--- start Excerpted data ---

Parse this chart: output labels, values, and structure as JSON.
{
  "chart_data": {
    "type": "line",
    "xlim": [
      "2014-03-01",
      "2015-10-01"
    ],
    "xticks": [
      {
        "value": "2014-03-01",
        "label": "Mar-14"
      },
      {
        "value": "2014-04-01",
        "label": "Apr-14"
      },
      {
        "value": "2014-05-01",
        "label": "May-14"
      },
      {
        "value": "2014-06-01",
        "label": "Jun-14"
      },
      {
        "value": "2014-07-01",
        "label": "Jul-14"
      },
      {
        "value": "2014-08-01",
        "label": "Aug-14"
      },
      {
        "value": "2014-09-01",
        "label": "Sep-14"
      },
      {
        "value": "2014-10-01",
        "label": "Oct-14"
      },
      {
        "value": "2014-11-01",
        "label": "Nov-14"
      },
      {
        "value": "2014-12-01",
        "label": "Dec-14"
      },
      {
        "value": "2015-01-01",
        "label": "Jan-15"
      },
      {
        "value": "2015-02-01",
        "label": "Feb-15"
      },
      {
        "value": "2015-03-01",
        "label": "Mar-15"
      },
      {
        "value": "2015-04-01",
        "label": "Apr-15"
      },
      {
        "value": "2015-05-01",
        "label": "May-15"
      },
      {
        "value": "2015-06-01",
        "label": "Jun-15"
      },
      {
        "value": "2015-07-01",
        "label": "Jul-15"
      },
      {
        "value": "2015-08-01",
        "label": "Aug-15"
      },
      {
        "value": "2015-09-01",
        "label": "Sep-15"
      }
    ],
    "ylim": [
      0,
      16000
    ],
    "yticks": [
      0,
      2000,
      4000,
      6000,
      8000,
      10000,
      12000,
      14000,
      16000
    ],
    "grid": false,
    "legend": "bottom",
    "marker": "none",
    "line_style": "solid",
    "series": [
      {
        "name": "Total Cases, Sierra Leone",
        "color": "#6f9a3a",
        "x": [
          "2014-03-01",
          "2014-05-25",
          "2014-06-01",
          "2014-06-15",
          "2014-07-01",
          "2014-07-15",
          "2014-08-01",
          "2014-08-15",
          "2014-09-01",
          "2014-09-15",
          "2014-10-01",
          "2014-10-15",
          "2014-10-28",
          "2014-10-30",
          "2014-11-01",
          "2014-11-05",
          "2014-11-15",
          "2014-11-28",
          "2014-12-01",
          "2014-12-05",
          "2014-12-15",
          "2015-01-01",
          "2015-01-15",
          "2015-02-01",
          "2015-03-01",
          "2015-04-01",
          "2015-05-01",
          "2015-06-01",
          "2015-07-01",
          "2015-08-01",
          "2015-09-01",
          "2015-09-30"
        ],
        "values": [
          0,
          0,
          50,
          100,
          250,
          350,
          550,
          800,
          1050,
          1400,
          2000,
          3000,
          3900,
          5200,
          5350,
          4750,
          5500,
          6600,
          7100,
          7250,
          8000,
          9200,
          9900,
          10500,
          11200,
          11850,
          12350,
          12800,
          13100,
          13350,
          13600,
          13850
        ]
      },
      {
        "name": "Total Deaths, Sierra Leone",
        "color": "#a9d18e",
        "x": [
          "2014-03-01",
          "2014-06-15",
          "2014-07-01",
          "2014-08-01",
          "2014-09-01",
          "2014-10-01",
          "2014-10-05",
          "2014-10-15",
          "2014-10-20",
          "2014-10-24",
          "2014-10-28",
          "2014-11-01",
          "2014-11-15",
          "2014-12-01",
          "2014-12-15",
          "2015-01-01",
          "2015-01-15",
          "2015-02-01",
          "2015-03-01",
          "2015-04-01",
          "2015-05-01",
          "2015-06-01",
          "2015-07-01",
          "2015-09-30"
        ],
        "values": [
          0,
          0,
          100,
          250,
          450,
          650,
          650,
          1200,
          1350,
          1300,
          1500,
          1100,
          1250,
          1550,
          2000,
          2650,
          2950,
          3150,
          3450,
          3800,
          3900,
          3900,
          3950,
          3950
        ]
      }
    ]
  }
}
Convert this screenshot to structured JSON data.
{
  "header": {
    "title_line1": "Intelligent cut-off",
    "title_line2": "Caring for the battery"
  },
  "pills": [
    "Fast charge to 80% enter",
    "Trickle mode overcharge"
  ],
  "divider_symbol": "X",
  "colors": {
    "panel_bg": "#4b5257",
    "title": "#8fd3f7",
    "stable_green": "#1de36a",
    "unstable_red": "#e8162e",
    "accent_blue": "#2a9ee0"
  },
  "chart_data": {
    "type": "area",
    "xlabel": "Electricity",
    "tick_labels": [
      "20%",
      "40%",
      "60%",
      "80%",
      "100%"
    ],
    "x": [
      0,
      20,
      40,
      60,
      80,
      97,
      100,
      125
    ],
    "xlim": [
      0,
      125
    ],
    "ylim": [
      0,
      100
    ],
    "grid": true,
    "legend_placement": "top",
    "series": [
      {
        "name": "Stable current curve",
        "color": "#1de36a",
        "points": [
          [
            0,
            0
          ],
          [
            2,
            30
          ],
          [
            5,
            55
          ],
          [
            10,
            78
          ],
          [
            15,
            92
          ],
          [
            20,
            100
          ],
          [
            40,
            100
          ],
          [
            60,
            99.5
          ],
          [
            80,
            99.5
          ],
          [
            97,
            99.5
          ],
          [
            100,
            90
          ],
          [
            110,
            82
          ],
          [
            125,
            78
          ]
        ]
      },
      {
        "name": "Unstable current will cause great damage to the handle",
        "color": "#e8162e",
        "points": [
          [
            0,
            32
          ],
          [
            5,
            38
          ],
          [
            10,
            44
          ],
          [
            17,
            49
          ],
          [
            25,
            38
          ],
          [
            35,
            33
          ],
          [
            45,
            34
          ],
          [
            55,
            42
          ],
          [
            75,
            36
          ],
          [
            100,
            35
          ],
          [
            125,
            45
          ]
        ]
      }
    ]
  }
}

--- end Excerpted data ---

* [To be done]: Scan the entries above and work out how many lines include the word "this"; the reply is that number alone.

* [Written solution]: 2